Copy the entries word for word, starting at the first line and ending with the line that contains "1051, 265, 1078]".
▼
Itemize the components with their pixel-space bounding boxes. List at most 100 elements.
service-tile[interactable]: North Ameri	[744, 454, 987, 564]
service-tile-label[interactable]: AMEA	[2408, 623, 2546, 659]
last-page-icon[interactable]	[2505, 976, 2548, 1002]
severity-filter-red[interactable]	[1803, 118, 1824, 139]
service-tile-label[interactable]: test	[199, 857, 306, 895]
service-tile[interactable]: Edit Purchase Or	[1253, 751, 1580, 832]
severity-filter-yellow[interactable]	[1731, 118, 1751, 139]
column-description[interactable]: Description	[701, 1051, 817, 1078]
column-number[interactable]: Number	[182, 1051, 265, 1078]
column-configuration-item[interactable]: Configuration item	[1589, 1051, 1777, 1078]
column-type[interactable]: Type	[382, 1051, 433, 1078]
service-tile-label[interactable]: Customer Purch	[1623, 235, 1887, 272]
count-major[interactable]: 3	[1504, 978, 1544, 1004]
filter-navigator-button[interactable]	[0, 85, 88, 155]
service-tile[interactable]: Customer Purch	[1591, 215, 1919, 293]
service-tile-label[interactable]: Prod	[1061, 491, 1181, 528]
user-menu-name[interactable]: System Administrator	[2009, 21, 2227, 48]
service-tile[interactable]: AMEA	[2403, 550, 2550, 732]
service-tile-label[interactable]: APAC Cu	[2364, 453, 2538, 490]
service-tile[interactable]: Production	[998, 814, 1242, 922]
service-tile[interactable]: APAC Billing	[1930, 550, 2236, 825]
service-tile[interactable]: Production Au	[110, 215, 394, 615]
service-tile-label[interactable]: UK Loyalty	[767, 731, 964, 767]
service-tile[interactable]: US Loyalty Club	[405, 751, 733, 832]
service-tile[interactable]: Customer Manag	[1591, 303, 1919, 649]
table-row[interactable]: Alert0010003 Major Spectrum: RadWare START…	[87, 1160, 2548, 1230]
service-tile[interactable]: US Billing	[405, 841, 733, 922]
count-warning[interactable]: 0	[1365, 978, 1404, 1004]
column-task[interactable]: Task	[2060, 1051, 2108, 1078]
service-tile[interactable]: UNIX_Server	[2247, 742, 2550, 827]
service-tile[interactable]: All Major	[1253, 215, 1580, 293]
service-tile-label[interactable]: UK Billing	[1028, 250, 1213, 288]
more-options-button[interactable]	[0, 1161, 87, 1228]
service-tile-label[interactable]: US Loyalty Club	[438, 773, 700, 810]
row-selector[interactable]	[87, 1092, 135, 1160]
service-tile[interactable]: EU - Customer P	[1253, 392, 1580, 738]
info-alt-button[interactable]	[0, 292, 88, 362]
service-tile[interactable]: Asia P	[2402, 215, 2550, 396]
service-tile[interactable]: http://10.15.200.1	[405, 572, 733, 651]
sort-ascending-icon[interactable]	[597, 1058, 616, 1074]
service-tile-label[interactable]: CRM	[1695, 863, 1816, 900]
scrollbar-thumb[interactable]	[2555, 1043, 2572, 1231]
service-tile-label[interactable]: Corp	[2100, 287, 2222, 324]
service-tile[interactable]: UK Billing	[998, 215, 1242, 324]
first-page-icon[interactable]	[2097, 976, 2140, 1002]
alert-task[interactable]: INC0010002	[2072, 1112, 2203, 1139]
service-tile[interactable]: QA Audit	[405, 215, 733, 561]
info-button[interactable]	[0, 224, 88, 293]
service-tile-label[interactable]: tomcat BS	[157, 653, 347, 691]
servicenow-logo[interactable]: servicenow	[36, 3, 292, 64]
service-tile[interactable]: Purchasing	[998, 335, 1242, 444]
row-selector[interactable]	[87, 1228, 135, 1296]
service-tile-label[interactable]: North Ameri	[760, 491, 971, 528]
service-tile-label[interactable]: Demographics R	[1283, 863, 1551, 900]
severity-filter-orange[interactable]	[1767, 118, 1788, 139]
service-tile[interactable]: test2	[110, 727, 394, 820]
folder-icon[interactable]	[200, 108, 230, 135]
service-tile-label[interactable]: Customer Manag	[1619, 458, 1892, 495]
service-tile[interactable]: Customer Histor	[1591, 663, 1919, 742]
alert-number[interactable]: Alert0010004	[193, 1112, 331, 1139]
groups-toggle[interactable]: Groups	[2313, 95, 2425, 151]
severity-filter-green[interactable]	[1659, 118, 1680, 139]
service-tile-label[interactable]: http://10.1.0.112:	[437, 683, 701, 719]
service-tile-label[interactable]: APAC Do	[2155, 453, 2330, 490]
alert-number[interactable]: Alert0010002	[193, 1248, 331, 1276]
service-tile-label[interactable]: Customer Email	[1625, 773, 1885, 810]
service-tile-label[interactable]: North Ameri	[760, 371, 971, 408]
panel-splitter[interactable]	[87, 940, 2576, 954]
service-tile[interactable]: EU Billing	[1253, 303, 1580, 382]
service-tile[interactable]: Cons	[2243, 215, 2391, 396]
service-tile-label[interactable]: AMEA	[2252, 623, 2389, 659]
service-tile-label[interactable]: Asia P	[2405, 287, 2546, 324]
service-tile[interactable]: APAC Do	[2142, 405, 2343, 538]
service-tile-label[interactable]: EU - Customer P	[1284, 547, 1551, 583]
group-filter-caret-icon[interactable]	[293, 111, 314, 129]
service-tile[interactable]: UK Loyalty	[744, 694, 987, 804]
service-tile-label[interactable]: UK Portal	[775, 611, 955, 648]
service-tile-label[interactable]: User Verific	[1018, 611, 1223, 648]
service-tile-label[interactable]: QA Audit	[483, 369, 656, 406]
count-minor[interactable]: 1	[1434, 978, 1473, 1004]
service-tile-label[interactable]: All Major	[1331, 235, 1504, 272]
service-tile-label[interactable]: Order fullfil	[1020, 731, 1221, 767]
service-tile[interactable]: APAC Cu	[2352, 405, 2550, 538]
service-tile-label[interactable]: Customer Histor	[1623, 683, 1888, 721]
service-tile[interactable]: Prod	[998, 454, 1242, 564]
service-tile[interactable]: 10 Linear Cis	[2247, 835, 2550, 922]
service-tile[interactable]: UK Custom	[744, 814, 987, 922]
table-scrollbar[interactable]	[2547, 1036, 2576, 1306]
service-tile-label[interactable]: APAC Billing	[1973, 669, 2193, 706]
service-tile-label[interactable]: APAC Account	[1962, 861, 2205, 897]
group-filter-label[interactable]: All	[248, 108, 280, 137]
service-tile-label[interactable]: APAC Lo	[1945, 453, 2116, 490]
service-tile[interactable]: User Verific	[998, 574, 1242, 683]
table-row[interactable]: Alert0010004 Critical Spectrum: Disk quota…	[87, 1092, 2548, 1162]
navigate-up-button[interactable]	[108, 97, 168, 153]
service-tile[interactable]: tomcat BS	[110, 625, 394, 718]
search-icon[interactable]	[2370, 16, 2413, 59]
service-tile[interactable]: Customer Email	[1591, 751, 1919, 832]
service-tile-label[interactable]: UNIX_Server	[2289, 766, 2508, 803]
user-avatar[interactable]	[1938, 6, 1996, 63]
▲
**FINISHED TASK**
Itemize the components with their pixel-space bounding boxes. List at most 100 elements.
service-tile[interactable]: North Ameri	[744, 454, 987, 564]
service-tile-label[interactable]: AMEA	[2408, 623, 2546, 659]
last-page-icon[interactable]	[2505, 976, 2548, 1002]
severity-filter-red[interactable]	[1803, 118, 1824, 139]
service-tile-label[interactable]: test	[199, 857, 306, 895]
service-tile[interactable]: Edit Purchase Or	[1253, 751, 1580, 832]
severity-filter-yellow[interactable]	[1731, 118, 1751, 139]
column-description[interactable]: Description	[701, 1051, 817, 1078]
column-number[interactable]: Number	[182, 1051, 265, 1078]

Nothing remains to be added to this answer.